— START —
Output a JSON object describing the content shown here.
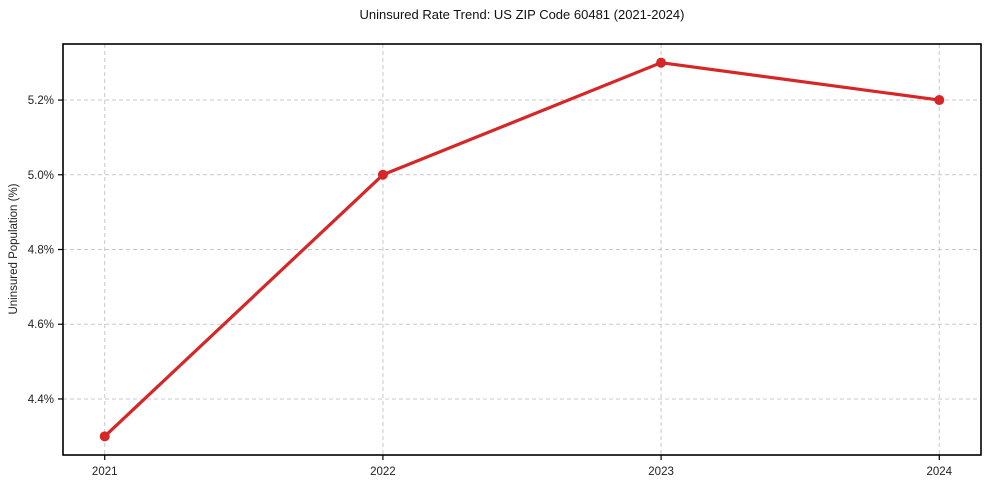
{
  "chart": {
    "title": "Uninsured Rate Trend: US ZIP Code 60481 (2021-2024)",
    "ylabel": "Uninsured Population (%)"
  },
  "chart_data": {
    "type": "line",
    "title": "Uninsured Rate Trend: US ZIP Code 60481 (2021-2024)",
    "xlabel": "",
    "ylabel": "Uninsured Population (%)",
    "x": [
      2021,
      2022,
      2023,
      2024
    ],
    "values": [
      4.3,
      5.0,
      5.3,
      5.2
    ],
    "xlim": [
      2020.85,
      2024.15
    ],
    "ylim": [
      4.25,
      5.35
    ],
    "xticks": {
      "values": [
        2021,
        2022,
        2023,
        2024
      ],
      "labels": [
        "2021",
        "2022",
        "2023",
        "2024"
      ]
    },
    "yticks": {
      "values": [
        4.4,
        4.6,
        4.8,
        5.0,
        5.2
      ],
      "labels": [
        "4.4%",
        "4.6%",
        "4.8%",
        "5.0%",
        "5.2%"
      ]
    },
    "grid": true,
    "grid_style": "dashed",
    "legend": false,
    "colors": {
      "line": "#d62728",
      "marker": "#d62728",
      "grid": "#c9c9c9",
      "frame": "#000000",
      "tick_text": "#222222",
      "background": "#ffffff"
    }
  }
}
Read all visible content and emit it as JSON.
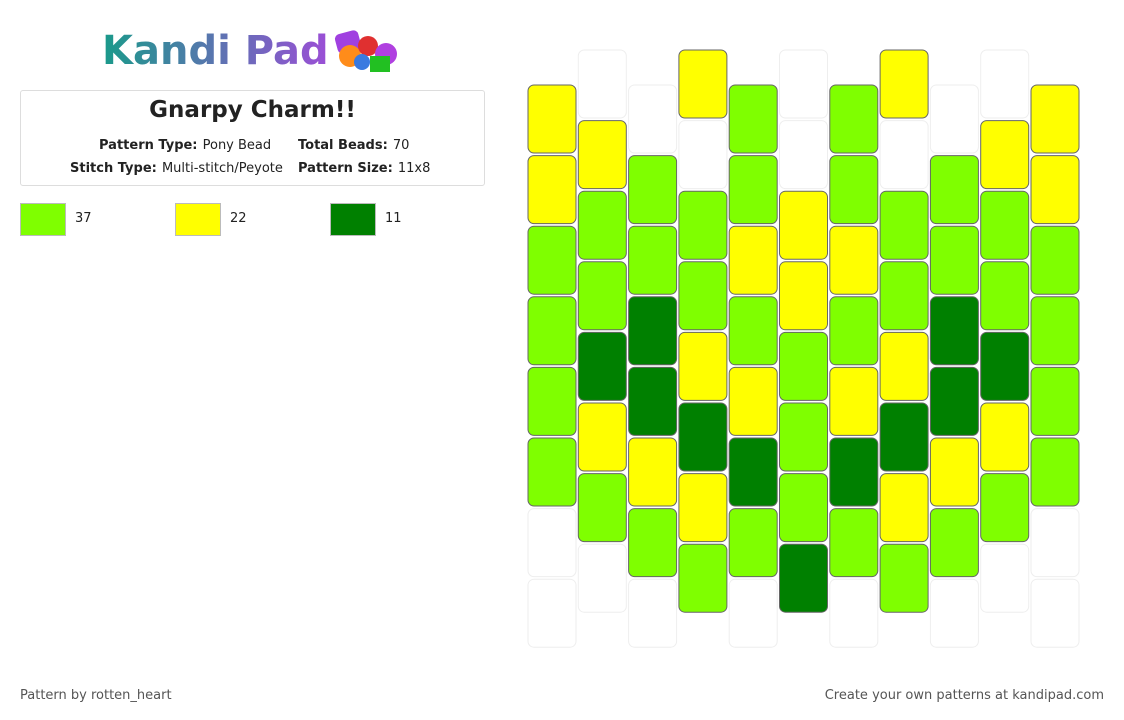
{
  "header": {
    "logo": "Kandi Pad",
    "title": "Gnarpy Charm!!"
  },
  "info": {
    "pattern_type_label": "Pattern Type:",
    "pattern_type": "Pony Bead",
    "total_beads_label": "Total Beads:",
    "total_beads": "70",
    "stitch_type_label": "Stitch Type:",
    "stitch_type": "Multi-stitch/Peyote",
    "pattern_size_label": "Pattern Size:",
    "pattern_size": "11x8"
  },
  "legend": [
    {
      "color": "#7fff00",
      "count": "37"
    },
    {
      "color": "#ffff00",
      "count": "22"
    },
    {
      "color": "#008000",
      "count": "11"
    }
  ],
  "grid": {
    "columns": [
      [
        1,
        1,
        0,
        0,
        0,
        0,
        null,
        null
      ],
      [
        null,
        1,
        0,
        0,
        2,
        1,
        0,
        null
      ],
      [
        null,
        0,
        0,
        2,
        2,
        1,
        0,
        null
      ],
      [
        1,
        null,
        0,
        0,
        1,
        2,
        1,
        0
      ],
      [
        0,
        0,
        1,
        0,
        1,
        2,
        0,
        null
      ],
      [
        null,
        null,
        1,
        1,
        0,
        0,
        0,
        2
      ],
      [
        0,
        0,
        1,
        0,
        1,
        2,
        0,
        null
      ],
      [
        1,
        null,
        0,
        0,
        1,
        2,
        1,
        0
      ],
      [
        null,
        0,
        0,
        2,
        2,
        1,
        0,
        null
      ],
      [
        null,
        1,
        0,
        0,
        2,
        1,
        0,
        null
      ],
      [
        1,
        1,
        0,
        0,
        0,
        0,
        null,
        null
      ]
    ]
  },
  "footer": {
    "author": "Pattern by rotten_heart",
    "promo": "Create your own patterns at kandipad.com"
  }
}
— END —
# [PROBLEM STATEMENT]
Omit the pictures and write out exactly the lines from the one containing "Read all visible content and emit it as JSON." through the last line of the material.

# [RESULT OF THIS TASK]
Read all visible content and emit it as JSON.
{
  "header": {
    "logo": "Kandi Pad",
    "title": "Gnarpy Charm!!"
  },
  "info": {
    "pattern_type_label": "Pattern Type:",
    "pattern_type": "Pony Bead",
    "total_beads_label": "Total Beads:",
    "total_beads": "70",
    "stitch_type_label": "Stitch Type:",
    "stitch_type": "Multi-stitch/Peyote",
    "pattern_size_label": "Pattern Size:",
    "pattern_size": "11x8"
  },
  "legend": [
    {
      "color": "#7fff00",
      "count": "37"
    },
    {
      "color": "#ffff00",
      "count": "22"
    },
    {
      "color": "#008000",
      "count": "11"
    }
  ],
  "grid": {
    "columns": [
      [
        1,
        1,
        0,
        0,
        0,
        0,
        null,
        null
      ],
      [
        null,
        1,
        0,
        0,
        2,
        1,
        0,
        null
      ],
      [
        null,
        0,
        0,
        2,
        2,
        1,
        0,
        null
      ],
      [
        1,
        null,
        0,
        0,
        1,
        2,
        1,
        0
      ],
      [
        0,
        0,
        1,
        0,
        1,
        2,
        0,
        null
      ],
      [
        null,
        null,
        1,
        1,
        0,
        0,
        0,
        2
      ],
      [
        0,
        0,
        1,
        0,
        1,
        2,
        0,
        null
      ],
      [
        1,
        null,
        0,
        0,
        1,
        2,
        1,
        0
      ],
      [
        null,
        0,
        0,
        2,
        2,
        1,
        0,
        null
      ],
      [
        null,
        1,
        0,
        0,
        2,
        1,
        0,
        null
      ],
      [
        1,
        1,
        0,
        0,
        0,
        0,
        null,
        null
      ]
    ]
  },
  "footer": {
    "author": "Pattern by rotten_heart",
    "promo": "Create your own patterns at kandipad.com"
  }
}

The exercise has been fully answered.